提供テキストを読んで、次の問いに答えてください。
1. 日本vsウルグアイの試合には何人が集まったか。
2. 2009年3月28日の日本vsバーレーン戦はどこで行われたか。
3. ウルグアイ戦は3回目のWBC優勝の何日後に行われたか。

提供テキスト:
/---

宇都宮徹壱写真家・ノンフィクションライター
第2次森保政権の初陣、日本vsウルグアイの試合には6万1855人が集まった。

「WBCの侍ジャパンが、素晴らしい戦い方を見せてくれたと思います。野球とサッカーは違いますが、世界トップの個の力を持った選手が、日本のため、チームのため、仲間のために戦う犠牲心を教えてもらいました」

 3月24日、東京・国立競技場で開催されたキリンチャレンジカップ2023、日本vsウルグアイ。前日会見に臨んだ日本代表の森保一監督は、WBCで優勝した侍ジャパンの快挙を讃えつつ、自分たちも大いに刺激を受けたことを明かしている。

 WBCが行われるのは、シーズン開幕前の3月。決勝は春分の日あたりで、ちょうどFIFAマッチデーのタイミングと重なる。侍ジャパンが最初に優勝した2006年はキューバ戦の9日後に、連覇を果たした2009年は韓国戦の5日後に、それぞれサッカーの代表戦が行われている。

 2009年3月28日、日本vsバーレーンによるワールドカップ・アジア最終予選が埼玉スタジアムで行われた。当時のコラムを読み返すと、韓国を破ってWBC連覇を果たした余韻を、無理やりバーレーン戦まで引っ張ろうとする、当時のメディアへの違和感が書かれてあった。少し引用しよう。

 昨年以来これで5度目の対戦となるバーレーンを韓国に例えてみたり、あるいは中村俊輔の存在感をイチローと比べてみたり、その揚げ句に「サッカーも野球に続け」と言わんばかりの押し付けがましい論調。もしかして報道する側は、WBCを持ち出さないと注目されないくらい、日本代表のニュースバリューは低下していると考えているのであろうか。

 14年前のバーレーン戦は、公式戦だったにも関わらず、サッカーに対する国民の視線は非常に冷めていたと記憶する。それに比べて今回は、第2次森保体制の初陣であり、昨年のワールドカップの「凱旋試合」の意味合いもあった。間違いなく、今回の方が注目度は高いはずだ。

 そのウルグアイ戦が行われるのは、3回目となるWBC優勝の2日後。実に14年ぶりとなる、野球世界一の感動を上手く引き継ぎながら、新しい日本代表の歴史をスタートさせる。同じ「WBC優勝後」の代表戦でも、2009年と比べれば条件ははるかに良かった。

この日は全席での声出し応援が可能となり、ようやくコロナ以前の代表戦の風景が戻ってきたことを実感する。

\---

提示データ:

/---

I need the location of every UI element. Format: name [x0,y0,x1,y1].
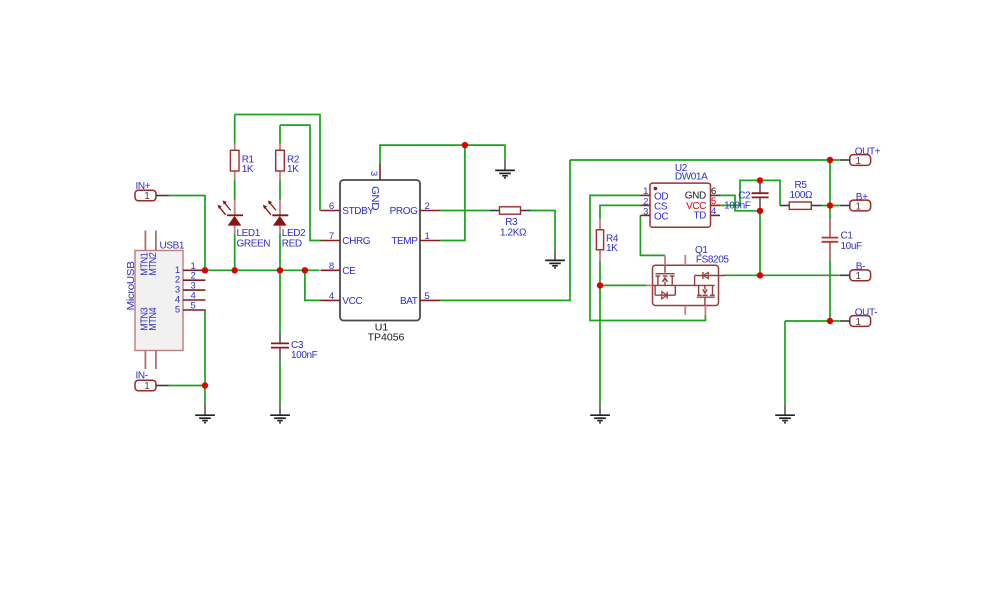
U1 body [340,180,420,321]
capacitor C2 [724,180,769,211]
U1 pin 7 CHRG [321,240,341,242]
resistor R2 [276,144,300,181]
svg-text:PROG: PROG [390,206,418,217]
junction VCC tap on CE net [302,267,308,273]
OUT+ body [850,155,871,166]
svg-text:MTN2: MTN2 [148,252,159,276]
junction LED1 cathode on CE net [232,267,238,273]
svg-text:OUT-: OUT- [855,307,877,318]
resistor R1 [230,144,254,181]
R2 pins [279,144,281,151]
C1 plates [822,237,839,239]
wire VCC jog [305,270,321,300]
USB1 pin MTN1 [144,231,146,251]
LED1 triangle [228,216,242,226]
IC U1 TP4056 [321,163,441,343]
IN- body [135,380,156,391]
wire U2 OC to Q1 [640,215,665,255]
B- body [850,270,871,281]
junction IN+ / USB pin1 / CE net [202,267,208,273]
R1 body [230,150,239,171]
LED1 emission arrows [219,207,225,215]
wire U2 OD to Q1 gate [590,195,705,320]
LED LED2 RED [263,200,306,249]
connector OUT+ [840,146,881,167]
USB1 pin MTN2 [155,231,157,251]
resistor R5 [780,180,822,210]
svg-text:B+: B+ [856,192,868,203]
U1 pin 1 TEMP [420,240,440,242]
wire main to C3 [279,270,281,331]
USB1 pin 5 GND [183,309,205,311]
wire R5 to B+ [822,205,839,207]
U2 pin1 marker dot [654,187,658,191]
U2 pin 2 CS [640,204,650,206]
wire U2 GND pin jog to C2 bottom [720,195,760,210]
svg-text:10uF: 10uF [841,241,862,252]
Q1 body diode B [695,275,719,277]
R4 body [596,230,603,250]
wire U2 VCC pin jog to C2 top [720,180,780,205]
C2 plates [752,192,769,194]
LED2 emission arrows [265,207,271,215]
USB1 pin 4 [183,299,205,301]
C3 plates [271,342,289,344]
IN+ body [135,190,156,201]
capacitor C3 [271,332,318,361]
C3 pins [279,332,281,344]
R2 body [276,150,285,171]
R4 pins [599,219,601,230]
svg-text:LED1: LED1 [237,228,261,239]
wire junction to ground [599,285,601,404]
svg-text:VCC: VCC [342,296,362,307]
svg-text:IN-: IN- [136,371,148,382]
connector B- [840,261,871,282]
Q1 MOSFET A symbol [664,265,666,273]
wire BAT to right rail [440,160,570,300]
svg-text:USB1: USB1 [160,241,185,252]
svg-text:1: 1 [856,317,862,328]
B+ body [850,200,871,211]
svg-text:1: 1 [856,201,862,212]
wire C1 to OUT- [829,259,831,321]
junction B+ rail [827,202,833,208]
svg-text:MTN4: MTN4 [148,307,159,331]
USB1 pin MTN4 [155,351,157,370]
LED1 cathode bar [227,214,243,216]
C1 pins [829,219,831,237]
LED2 triangle [273,216,287,226]
svg-text:6: 6 [329,201,334,212]
wire IN- to junction [169,385,206,387]
USB1 pin 3 [183,289,205,291]
Q1 body diode A [654,285,656,295]
wire TEMP to GND net [440,145,465,240]
LED1 pins [234,200,236,215]
junction LED2 cathode / C3 on CE net [277,267,283,273]
Q1 pins [664,255,666,265]
wire OUT- to ground [784,321,786,404]
wire top line1 to STDBY [235,115,320,211]
svg-text:1K: 1K [287,164,299,175]
connector USB1 MicroUSB [126,231,205,370]
LED2 pins [279,200,281,215]
svg-text:100nF: 100nF [724,200,751,211]
USB1 pin MTN3 [144,351,146,370]
svg-text:CHRG: CHRG [342,236,370,247]
R3 pins [490,210,500,212]
junction R4 / Q1 source / ground [597,282,603,288]
svg-text:CE: CE [342,266,356,277]
junction IN- / USB GND [202,382,208,388]
wire main CE net horizontal [205,269,320,271]
wire R2 to LED2 [279,180,281,200]
svg-text:3: 3 [368,171,379,176]
wire top rail OUT+ [570,159,839,161]
wire USB GND vertical to ground [204,310,206,404]
svg-text:BAT: BAT [400,296,418,307]
svg-text:100Ω: 100Ω [790,190,813,201]
U1 pin 2 PROG [420,210,440,212]
wire LED1 to main [234,234,236,271]
svg-text:STDBY: STDBY [342,206,374,217]
transistor Q1 FS8205 [646,245,729,316]
USB1 pin 1 VBUS [183,269,205,271]
wire C2 bottom to B- [759,211,761,275]
svg-text:1: 1 [144,191,150,202]
svg-text:1: 1 [856,271,862,282]
svg-text:DW01A: DW01A [675,171,708,182]
svg-text:1K: 1K [606,243,618,254]
U2 pin 1 OD [640,194,650,196]
wire R1 to LED1 [234,180,236,200]
svg-text:1: 1 [425,231,430,242]
wire R1 top [234,115,236,144]
svg-text:OUT+: OUT+ [855,146,881,157]
U1 pin 6 STDBY [321,210,341,212]
wire LED2 to main [279,234,281,271]
LED LED1 GREEN [218,200,271,249]
wire right rail OUT+ to C1 [829,160,831,219]
U2 body [650,183,711,227]
svg-text:LED2: LED2 [282,228,306,239]
wire U2 CS to R4 [600,205,640,219]
R1 pins [234,144,236,151]
svg-text:4: 4 [711,206,716,217]
U2 pin 3 OC [640,214,650,216]
connector OUT- [840,307,878,328]
svg-text:TEMP: TEMP [391,236,418,247]
U1 pin 8 CE [321,269,341,271]
svg-text:5: 5 [425,291,430,302]
R5 body [789,202,811,209]
svg-text:C1: C1 [841,231,854,242]
Q1 body [653,265,719,305]
svg-text:IN+: IN+ [136,181,151,192]
svg-text:5: 5 [175,305,180,316]
svg-text:MicroUSB: MicroUSB [126,261,137,311]
svg-text:1.2KΩ: 1.2KΩ [500,227,527,238]
svg-text:1: 1 [144,381,150,392]
svg-text:1K: 1K [242,164,254,175]
ground G1 input [195,404,215,422]
svg-text:FS8205: FS8205 [696,255,729,266]
svg-text:5: 5 [190,301,195,312]
resistor R3 [490,207,531,239]
svg-text:GND: GND [685,190,706,201]
svg-text:RED: RED [282,238,302,249]
connector IN+ [135,181,169,202]
wire OUT- line [785,320,839,322]
svg-text:GREEN: GREEN [237,238,271,249]
wire junction to Q1 source [600,284,646,286]
Q1 MOSFET B symbol [698,285,700,295]
ground G4 R3 [545,249,565,268]
wire R3 to ground [531,211,556,250]
USB1 body [135,251,183,351]
wire R2 top [279,125,281,144]
connector B+ [840,192,871,213]
U1 pin 4 VCC [321,299,341,301]
IC U2 DW01A [640,163,720,227]
svg-text:1: 1 [856,156,862,167]
svg-text:7: 7 [329,231,334,242]
capacitor C1 [822,219,862,259]
svg-text:TD: TD [693,211,706,222]
U1 pin 5 BAT [420,299,440,301]
svg-text:B-: B- [856,261,865,272]
C2 pins [759,180,761,193]
junction C2 bottom / GND net [757,208,763,214]
ground G5 R4 [590,404,610,422]
USB1 pin 2 [183,279,205,281]
U2 pin 4 TD [711,214,721,216]
LED2 cathode bar [272,214,288,216]
svg-text:TP4056: TP4056 [368,332,405,344]
ground G6 OUT- [775,404,795,422]
wire R4 bottom to junction [599,261,601,286]
OUT- body [850,316,871,327]
wire top line2 to CHRG [280,125,321,240]
svg-text:100nF: 100nF [291,350,318,361]
svg-text:OC: OC [654,211,668,222]
svg-text:R3: R3 [505,217,518,228]
junction OUT- / C1 [827,318,833,324]
R3 body [500,207,521,214]
junction TEMP on GND net [462,142,468,148]
wire C3 to ground [279,361,281,405]
U2 pin 6 GND [711,194,721,196]
wire U1 GND net [380,145,505,163]
connector IN- [135,371,169,393]
wire Q1 drain to B- [724,274,840,276]
ground G2 C3 [270,404,290,422]
ground G3 U1 GND [495,160,515,178]
U2 pin 5 VCC [711,204,721,206]
wire PROG to R3 [440,210,490,212]
R5 pins [780,205,789,207]
U1 pin 3 GND [379,163,381,180]
junction B- net at C2 branch [757,272,763,278]
svg-text:4: 4 [329,291,334,302]
wire IN+ to vertical [169,196,206,271]
svg-text:3: 3 [643,206,648,217]
junction OUT+ rail [827,157,833,163]
junction C2 top / VCC net [757,177,763,183]
svg-text:2: 2 [425,201,430,212]
svg-text:8: 8 [329,261,334,272]
resistor R4 [596,219,618,261]
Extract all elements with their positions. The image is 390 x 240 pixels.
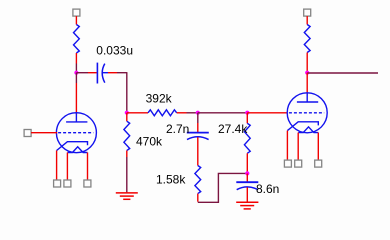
wire node F down to V2 plate: [306, 73, 308, 95]
capacitor C2 2.7n: [187, 133, 209, 140]
svg-text:1.58k: 1.58k: [156, 172, 186, 186]
ground GND1: [116, 193, 138, 199]
ground GND2: [236, 202, 258, 209]
triode V2: [287, 93, 327, 133]
wire V2 heater lead 2: [317, 133, 319, 161]
svg-text:392k: 392k: [146, 92, 173, 106]
svg-text:27.4k: 27.4k: [218, 122, 248, 136]
terminal P2: [304, 9, 311, 16]
wire node A down to V1 plate: [75, 73, 77, 83]
node B junction: [125, 111, 129, 115]
node F junction: [305, 71, 309, 75]
wire V1 heater lead 1: [66, 153, 68, 181]
wire node B to R3: [127, 112, 148, 114]
wire V2 heater lead 1: [297, 133, 299, 161]
terminal P1: [73, 9, 80, 16]
triode V1: [56, 113, 96, 153]
resistor R5 1.58k: [195, 166, 201, 194]
terminal V2 heater pin 2: [315, 160, 322, 167]
svg-text:8.6n: 8.6n: [256, 182, 279, 196]
wire lead R1 top: [75, 16, 77, 24]
node A junction: [74, 71, 78, 75]
wire V1 cathode lead: [56, 151, 58, 181]
node D junction: [245, 111, 249, 115]
resistor R4 470k: [126, 113, 128, 121]
resistor R3 392k: [148, 110, 177, 116]
wire R4 to ground: [126, 151, 128, 158]
resistor R2: [304, 25, 310, 53]
terminal V1 heater pin 2: [84, 180, 91, 187]
wire node E to C3: [246, 173, 248, 182]
wire node C to node D: [198, 112, 248, 114]
wire R6 to node E: [246, 153, 248, 173]
resistor R1: [74, 25, 80, 54]
wire C3 to ground: [246, 187, 248, 202]
wire C2 to R5: [197, 137, 199, 165]
wire R2 to node F: [306, 53, 308, 73]
wire node C down to C2: [197, 113, 199, 123]
wire P3 to V1 grid: [31, 132, 57, 134]
wire node A to C1: [76, 72, 88, 74]
terminal V2 heater pin 1: [295, 160, 302, 167]
terminal P3 grid input: [24, 130, 31, 137]
wire node F to right edge: [307, 72, 378, 74]
wire V2 cathode lead: [286, 131, 288, 161]
terminal V2 cathode pin: [284, 160, 291, 167]
wire R1 to node A: [75, 53, 77, 64]
svg-text:470k: 470k: [136, 134, 163, 148]
wire R3 to node C: [177, 112, 187, 114]
wire lead R2 top: [306, 16, 308, 24]
node E junction: [245, 171, 249, 175]
capacitor C3 8.6n: [236, 182, 258, 190]
resistor R6 27.4k: [246, 113, 248, 124]
wire C1 to corner down to node B: [108, 72, 117, 74]
capacitor C1 0.033u: [97, 63, 108, 84]
wire V1 heater lead 2: [87, 153, 89, 181]
terminal V1 heater pin 1: [64, 180, 71, 187]
wire node D to V2 grid: [247, 112, 287, 114]
svg-text:0.033u: 0.033u: [96, 43, 133, 57]
node C junction: [196, 111, 200, 115]
svg-text:2.7n: 2.7n: [166, 122, 189, 136]
wire R5 to node E jog: [197, 194, 199, 202]
terminal V1 cathode pin: [54, 180, 61, 187]
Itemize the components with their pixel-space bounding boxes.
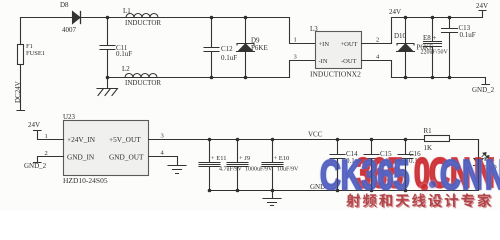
node 24V right [476, 2, 488, 10]
capacitor E9 polarized [227, 140, 248, 191]
node GND_2 right [472, 86, 495, 94]
wire GND rail [210, 190, 479, 192]
wire to module pin3 [290, 61, 316, 78]
node 24V mid [389, 8, 401, 16]
label F1 [26, 43, 45, 57]
label D8 [60, 1, 77, 34]
wire VCC rail pin3 [149, 139, 425, 141]
capacitor C15 [364, 140, 379, 191]
label C12 [221, 45, 237, 62]
wire GND rail show-through [210, 140, 479, 191]
wire to module pin1 [290, 18, 316, 44]
label E10 [274, 155, 300, 173]
pin names L3 [319, 41, 358, 65]
capacitor E11 polarized [199, 140, 220, 191]
label E8 [421, 34, 449, 56]
capacitor C11 [100, 18, 115, 78]
label L2 [122, 65, 161, 87]
capacitor E8 polarized [424, 18, 442, 78]
wire C15 show-through [371, 159, 373, 191]
ground chassis [97, 78, 118, 96]
wire DC24V input vertical [17, 18, 25, 111]
module L3 box [316, 32, 362, 69]
capacitor C13 [442, 18, 458, 78]
capacitor E10 polarized [262, 140, 283, 191]
capacitor C14 [330, 140, 345, 191]
pin names U23 [67, 135, 144, 162]
label C14 [346, 150, 362, 165]
label D10 [394, 32, 433, 52]
wire C16 show-through [405, 159, 407, 191]
resistor R1 [425, 136, 479, 142]
wire 24V rail right [392, 11, 487, 18]
pin numbers U23 [45, 133, 165, 158]
node DC24V [14, 81, 22, 103]
inductor L1 [126, 14, 158, 18]
wire bottom rail [108, 77, 290, 79]
module U23 box [64, 121, 149, 176]
LED D11 [474, 140, 490, 191]
label D9 [251, 37, 268, 53]
label L1 [123, 7, 161, 27]
node VCC [308, 131, 323, 139]
label U23 [63, 113, 108, 185]
wire top rail [21, 17, 290, 19]
wire module pin2 to 24V rail [362, 18, 392, 44]
wire LED branch show-through [478, 140, 480, 191]
wire U23 pin4 [149, 157, 178, 166]
node GND [310, 183, 325, 191]
node GND_2 U23 [24, 162, 47, 170]
label R1 [424, 127, 433, 152]
label E11 [211, 155, 243, 173]
wire U23 pin1 with 24V terminal [34, 131, 64, 140]
capacitor C16 [398, 140, 413, 191]
wire C14 show-through [337, 159, 339, 191]
diode D8 [73, 12, 81, 24]
label C15 [380, 150, 396, 165]
wire module pin4 to gnd rail [362, 61, 392, 78]
ground earth U23 pin4 [168, 166, 186, 174]
node 24V U23 [28, 121, 40, 129]
diode D10 TVS [397, 18, 415, 78]
watermark CK365.CN logo [355, 152, 403, 194]
pin numbers L3 [294, 37, 381, 61]
ground earth below GND rail [263, 191, 281, 206]
label L3 [310, 25, 361, 79]
diode D9 TVS [237, 18, 255, 78]
label D11 [484, 156, 497, 171]
label C11 [116, 44, 132, 58]
label C13 [459, 24, 476, 39]
inductor L2 [125, 74, 157, 78]
label E9 [239, 155, 273, 173]
label C16 [409, 150, 425, 165]
capacitor C12 [204, 18, 219, 78]
wire bottom rail right [392, 78, 490, 85]
wire U23 pin2 with GND_2 terminal [34, 157, 64, 163]
fuse F1 [18, 45, 24, 65]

\---

問題の解答:
1. 6万1855人
2. 埼玉スタジアム
3. 2日後